### WRITTEN INSTRUCTION
Across the entries below, how many lines contain the string "time"? Give only the count.

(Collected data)
■ ■ ■ ■ ■

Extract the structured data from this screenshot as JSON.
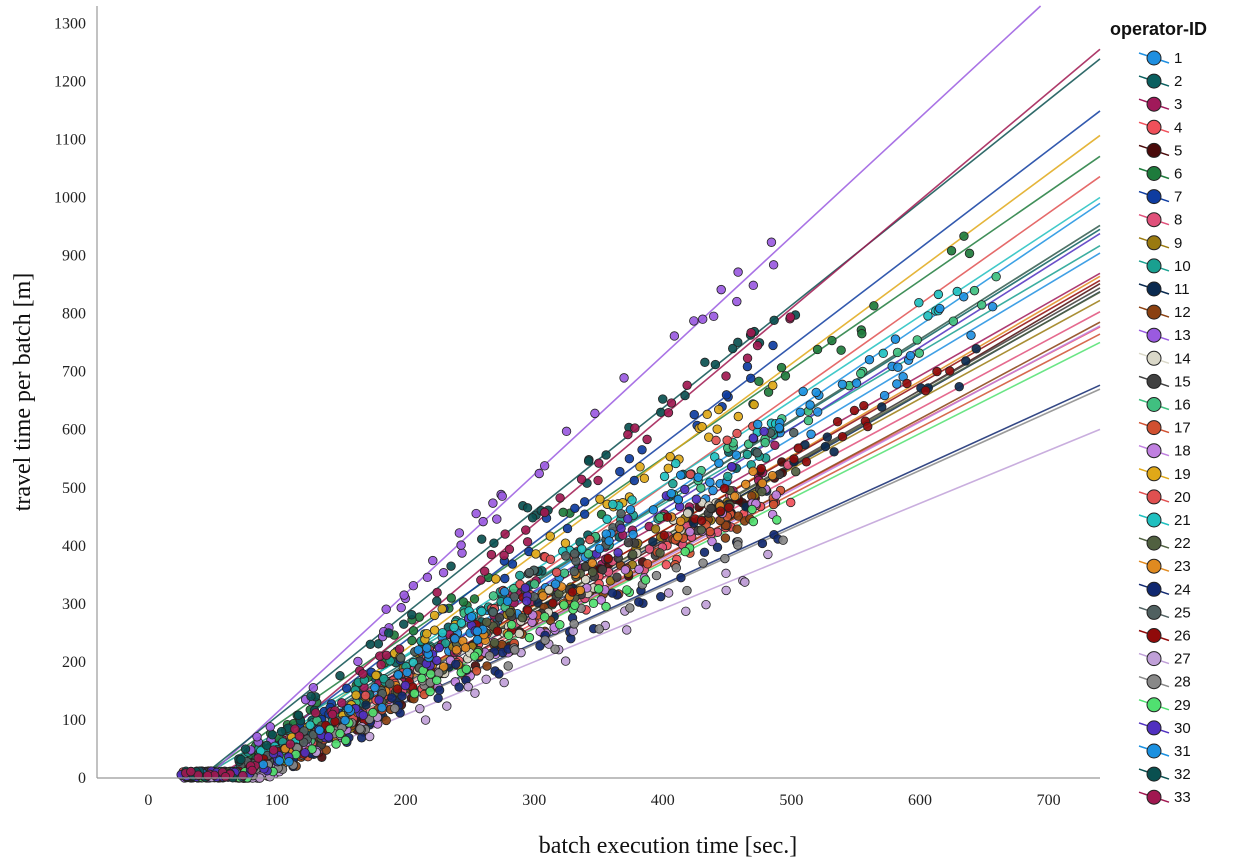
{
  "chart_data": {
    "type": "scatter",
    "xlabel": "batch execution time [sec.]",
    "ylabel": "travel time per batch [m]",
    "xlim": [
      -40,
      740
    ],
    "ylim": [
      0,
      1330
    ],
    "x_ticks": [
      0,
      100,
      200,
      300,
      400,
      500,
      600,
      700
    ],
    "y_ticks": [
      0,
      100,
      200,
      300,
      400,
      500,
      600,
      700,
      800,
      900,
      1000,
      1100,
      1200,
      1300
    ],
    "grid": false,
    "legend": {
      "title": "operator-ID",
      "position": "right"
    },
    "series": [
      {
        "name": "1",
        "color": "#1f8fe0",
        "fit": {
          "x0": 60,
          "slope": 1.33
        }
      },
      {
        "name": "2",
        "color": "#0a5f5f",
        "fit": {
          "x0": 55,
          "slope": 1.38
        }
      },
      {
        "name": "3",
        "color": "#a0195a",
        "fit": {
          "x0": 50,
          "slope": 1.26
        }
      },
      {
        "name": "4",
        "color": "#f0505a",
        "fit": {
          "x0": 70,
          "slope": 1.16
        }
      },
      {
        "name": "5",
        "color": "#4a0a0a",
        "fit": {
          "x0": 90,
          "slope": 1.31
        }
      },
      {
        "name": "6",
        "color": "#1e7b3c",
        "fit": {
          "x0": 40,
          "slope": 1.53
        }
      },
      {
        "name": "7",
        "color": "#0e3ca0",
        "fit": {
          "x0": 60,
          "slope": 1.69
        }
      },
      {
        "name": "8",
        "color": "#e0507a",
        "fit": {
          "x0": 65,
          "slope": 1.19
        }
      },
      {
        "name": "9",
        "color": "#9a7a10",
        "fit": {
          "x0": 60,
          "slope": 1.21
        }
      },
      {
        "name": "10",
        "color": "#19a090",
        "fit": {
          "x0": 40,
          "slope": 1.31
        }
      },
      {
        "name": "11",
        "color": "#0a2a50",
        "fit": {
          "x0": 75,
          "slope": 1.26
        }
      },
      {
        "name": "12",
        "color": "#8a4010",
        "fit": {
          "x0": 80,
          "slope": 1.19
        }
      },
      {
        "name": "13",
        "color": "#9a5ae0",
        "fit": {
          "x0": 45,
          "slope": 2.05
        }
      },
      {
        "name": "14",
        "color": "#dad8c8",
        "fit": {
          "x0": 75,
          "slope": 1.27
        }
      },
      {
        "name": "15",
        "color": "#404040",
        "fit": {
          "x0": 70,
          "slope": 1.26
        }
      },
      {
        "name": "16",
        "color": "#40c080",
        "fit": {
          "x0": 60,
          "slope": 1.4
        }
      },
      {
        "name": "17",
        "color": "#d05030",
        "fit": {
          "x0": 75,
          "slope": 1.15
        }
      },
      {
        "name": "18",
        "color": "#c080e0",
        "fit": {
          "x0": 80,
          "slope": 1.18
        }
      },
      {
        "name": "19",
        "color": "#e0a818",
        "fit": {
          "x0": 65,
          "slope": 1.64
        }
      },
      {
        "name": "20",
        "color": "#e05050",
        "fit": {
          "x0": 80,
          "slope": 1.57
        }
      },
      {
        "name": "21",
        "color": "#20c0c0",
        "fit": {
          "x0": 55,
          "slope": 1.46
        }
      },
      {
        "name": "22",
        "color": "#506040",
        "fit": {
          "x0": 65,
          "slope": 1.24
        }
      },
      {
        "name": "23",
        "color": "#e08a20",
        "fit": {
          "x0": 70,
          "slope": 1.29
        }
      },
      {
        "name": "24",
        "color": "#102870",
        "fit": {
          "x0": 70,
          "slope": 1.01
        }
      },
      {
        "name": "25",
        "color": "#506060",
        "fit": {
          "x0": 60,
          "slope": 1.4
        }
      },
      {
        "name": "26",
        "color": "#900a0a",
        "fit": {
          "x0": 65,
          "slope": 1.27
        }
      },
      {
        "name": "27",
        "color": "#c0a0d8",
        "fit": {
          "x0": 80,
          "slope": 0.91
        }
      },
      {
        "name": "28",
        "color": "#888888",
        "fit": {
          "x0": 70,
          "slope": 1.0
        }
      },
      {
        "name": "29",
        "color": "#50e070",
        "fit": {
          "x0": 70,
          "slope": 1.12
        }
      },
      {
        "name": "30",
        "color": "#5030c0",
        "fit": {
          "x0": 70,
          "slope": 1.4
        }
      },
      {
        "name": "31",
        "color": "#1a90e0",
        "fit": {
          "x0": 80,
          "slope": 1.5
        }
      },
      {
        "name": "32",
        "color": "#0a5050",
        "fit": {
          "x0": 40,
          "slope": 1.77
        }
      },
      {
        "name": "33",
        "color": "#a01850",
        "fit": {
          "x0": 65,
          "slope": 1.86
        }
      }
    ]
  }
}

■ ■ ■ ■ ■

### RESULT OF THE TASK
2